Figure collection entries
++++++++
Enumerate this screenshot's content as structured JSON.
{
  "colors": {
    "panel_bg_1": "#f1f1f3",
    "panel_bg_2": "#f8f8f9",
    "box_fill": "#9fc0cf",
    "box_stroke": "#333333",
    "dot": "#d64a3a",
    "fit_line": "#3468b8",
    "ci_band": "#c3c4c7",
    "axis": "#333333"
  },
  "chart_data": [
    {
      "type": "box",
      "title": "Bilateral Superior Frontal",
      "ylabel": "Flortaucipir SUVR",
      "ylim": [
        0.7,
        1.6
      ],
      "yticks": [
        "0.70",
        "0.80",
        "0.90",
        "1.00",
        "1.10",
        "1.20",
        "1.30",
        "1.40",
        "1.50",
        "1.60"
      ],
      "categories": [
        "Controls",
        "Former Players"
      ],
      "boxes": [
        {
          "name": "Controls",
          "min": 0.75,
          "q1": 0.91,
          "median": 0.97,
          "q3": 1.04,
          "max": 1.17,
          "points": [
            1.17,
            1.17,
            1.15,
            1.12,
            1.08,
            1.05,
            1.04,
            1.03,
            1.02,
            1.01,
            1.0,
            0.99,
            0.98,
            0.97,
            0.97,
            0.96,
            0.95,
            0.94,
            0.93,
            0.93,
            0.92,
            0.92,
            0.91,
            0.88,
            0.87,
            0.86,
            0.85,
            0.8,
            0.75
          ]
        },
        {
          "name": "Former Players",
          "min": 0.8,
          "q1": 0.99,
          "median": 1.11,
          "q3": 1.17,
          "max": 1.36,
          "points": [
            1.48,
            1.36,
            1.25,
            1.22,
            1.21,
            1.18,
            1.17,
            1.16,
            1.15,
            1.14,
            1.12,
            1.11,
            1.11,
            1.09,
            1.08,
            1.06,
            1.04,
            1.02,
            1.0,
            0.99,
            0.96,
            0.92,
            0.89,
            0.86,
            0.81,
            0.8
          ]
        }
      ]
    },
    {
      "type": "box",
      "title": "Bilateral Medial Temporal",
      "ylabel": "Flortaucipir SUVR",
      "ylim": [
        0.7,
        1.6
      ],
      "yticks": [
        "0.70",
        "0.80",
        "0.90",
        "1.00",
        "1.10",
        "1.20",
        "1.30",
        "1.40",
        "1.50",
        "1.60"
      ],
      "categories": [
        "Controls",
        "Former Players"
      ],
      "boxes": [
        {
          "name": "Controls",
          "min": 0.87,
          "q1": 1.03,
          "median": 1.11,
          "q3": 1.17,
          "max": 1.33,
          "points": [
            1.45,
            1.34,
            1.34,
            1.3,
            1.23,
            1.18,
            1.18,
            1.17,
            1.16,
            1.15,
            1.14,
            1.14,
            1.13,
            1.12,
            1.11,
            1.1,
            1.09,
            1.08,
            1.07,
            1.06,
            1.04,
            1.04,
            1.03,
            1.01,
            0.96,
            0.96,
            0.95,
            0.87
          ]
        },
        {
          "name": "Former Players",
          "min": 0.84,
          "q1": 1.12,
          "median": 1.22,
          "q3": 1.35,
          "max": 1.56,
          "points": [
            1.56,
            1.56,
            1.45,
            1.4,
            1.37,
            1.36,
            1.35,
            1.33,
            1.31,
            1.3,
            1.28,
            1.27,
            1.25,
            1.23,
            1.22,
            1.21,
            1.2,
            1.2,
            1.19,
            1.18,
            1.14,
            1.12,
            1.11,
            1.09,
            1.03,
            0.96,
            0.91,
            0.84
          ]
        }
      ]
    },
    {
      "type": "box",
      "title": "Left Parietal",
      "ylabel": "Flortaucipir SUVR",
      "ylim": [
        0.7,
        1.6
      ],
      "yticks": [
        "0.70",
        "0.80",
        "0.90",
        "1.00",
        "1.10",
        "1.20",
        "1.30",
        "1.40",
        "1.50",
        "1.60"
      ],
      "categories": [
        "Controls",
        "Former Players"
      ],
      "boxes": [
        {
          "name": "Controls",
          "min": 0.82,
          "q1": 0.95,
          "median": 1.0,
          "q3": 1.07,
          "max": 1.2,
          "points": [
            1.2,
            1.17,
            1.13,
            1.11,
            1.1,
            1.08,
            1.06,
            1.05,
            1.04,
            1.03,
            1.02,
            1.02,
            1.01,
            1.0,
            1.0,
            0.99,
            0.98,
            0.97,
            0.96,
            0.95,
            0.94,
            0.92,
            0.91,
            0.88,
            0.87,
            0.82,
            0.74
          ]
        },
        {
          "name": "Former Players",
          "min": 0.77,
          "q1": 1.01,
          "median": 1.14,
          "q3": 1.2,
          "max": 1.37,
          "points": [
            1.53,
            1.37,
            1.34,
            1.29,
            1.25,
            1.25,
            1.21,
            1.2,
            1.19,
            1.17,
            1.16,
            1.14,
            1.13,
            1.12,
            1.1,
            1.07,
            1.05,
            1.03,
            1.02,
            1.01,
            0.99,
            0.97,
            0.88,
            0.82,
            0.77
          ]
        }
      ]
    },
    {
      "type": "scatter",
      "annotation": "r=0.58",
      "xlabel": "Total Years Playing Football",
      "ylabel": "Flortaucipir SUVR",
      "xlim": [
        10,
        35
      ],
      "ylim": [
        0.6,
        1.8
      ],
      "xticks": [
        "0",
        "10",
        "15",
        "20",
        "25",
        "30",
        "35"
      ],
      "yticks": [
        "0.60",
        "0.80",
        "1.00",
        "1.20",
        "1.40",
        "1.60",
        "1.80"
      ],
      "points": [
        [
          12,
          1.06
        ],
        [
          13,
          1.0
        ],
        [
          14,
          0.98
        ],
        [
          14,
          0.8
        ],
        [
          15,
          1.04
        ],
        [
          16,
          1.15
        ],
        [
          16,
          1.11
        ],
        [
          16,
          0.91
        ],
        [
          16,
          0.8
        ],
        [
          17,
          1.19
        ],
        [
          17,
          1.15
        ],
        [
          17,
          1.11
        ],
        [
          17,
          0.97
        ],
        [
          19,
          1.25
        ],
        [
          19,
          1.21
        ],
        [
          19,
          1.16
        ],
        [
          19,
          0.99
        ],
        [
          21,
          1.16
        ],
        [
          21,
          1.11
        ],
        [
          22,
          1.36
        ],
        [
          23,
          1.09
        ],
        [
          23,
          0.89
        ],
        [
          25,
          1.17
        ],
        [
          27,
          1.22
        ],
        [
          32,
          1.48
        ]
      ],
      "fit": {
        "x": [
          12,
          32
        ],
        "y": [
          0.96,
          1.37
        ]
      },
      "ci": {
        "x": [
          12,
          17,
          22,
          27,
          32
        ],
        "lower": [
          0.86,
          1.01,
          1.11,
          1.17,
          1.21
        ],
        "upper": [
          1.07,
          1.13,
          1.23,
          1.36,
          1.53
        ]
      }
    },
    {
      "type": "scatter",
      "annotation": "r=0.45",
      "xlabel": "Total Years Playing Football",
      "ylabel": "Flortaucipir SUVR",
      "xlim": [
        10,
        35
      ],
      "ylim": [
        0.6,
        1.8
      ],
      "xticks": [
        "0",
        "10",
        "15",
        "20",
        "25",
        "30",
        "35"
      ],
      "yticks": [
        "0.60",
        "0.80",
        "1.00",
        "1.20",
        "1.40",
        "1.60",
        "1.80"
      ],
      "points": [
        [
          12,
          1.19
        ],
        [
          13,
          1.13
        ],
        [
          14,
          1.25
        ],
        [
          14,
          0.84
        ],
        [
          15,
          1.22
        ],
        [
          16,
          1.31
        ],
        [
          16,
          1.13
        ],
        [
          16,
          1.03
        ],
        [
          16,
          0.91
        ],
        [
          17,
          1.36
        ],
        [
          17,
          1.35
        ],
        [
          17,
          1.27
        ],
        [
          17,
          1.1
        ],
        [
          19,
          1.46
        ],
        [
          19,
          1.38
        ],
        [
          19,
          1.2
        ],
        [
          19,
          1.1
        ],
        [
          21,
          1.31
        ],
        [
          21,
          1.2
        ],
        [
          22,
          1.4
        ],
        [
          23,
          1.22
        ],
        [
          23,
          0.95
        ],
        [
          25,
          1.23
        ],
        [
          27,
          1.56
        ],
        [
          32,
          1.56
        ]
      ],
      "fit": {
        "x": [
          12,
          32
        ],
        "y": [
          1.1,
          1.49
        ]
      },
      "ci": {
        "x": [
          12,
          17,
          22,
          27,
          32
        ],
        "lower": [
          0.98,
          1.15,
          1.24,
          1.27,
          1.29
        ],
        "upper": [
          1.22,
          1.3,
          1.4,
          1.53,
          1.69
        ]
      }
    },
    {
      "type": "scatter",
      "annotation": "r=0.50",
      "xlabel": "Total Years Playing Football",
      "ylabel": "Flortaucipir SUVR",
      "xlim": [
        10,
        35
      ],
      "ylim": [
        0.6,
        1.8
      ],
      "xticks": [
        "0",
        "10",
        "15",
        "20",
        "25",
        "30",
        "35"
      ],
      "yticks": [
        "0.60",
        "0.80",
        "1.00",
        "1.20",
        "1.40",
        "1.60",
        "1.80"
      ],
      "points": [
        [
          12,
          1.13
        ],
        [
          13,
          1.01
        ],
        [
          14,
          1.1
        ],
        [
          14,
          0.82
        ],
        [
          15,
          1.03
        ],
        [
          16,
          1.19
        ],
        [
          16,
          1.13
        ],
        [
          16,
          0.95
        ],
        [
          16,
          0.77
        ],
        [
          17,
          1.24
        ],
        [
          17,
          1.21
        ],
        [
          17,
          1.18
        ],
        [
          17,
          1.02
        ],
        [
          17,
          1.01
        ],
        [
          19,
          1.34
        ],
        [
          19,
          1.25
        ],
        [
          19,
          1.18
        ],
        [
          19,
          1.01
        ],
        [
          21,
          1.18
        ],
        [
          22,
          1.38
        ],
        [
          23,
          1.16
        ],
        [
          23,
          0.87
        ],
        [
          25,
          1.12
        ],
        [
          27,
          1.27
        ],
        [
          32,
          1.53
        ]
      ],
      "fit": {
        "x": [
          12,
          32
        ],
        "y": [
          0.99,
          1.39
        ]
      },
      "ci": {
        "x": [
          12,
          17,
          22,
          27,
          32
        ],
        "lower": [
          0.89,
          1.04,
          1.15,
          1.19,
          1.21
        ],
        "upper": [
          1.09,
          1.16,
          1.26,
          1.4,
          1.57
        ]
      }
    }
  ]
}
++++++++
▸ What is needed
Gather every line from the listing above in which "annotation" appears, and copy those lines.

▸ Solution to the problem
      "annotation": "r=0.58",
      "annotation": "r=0.45",
      "annotation": "r=0.50",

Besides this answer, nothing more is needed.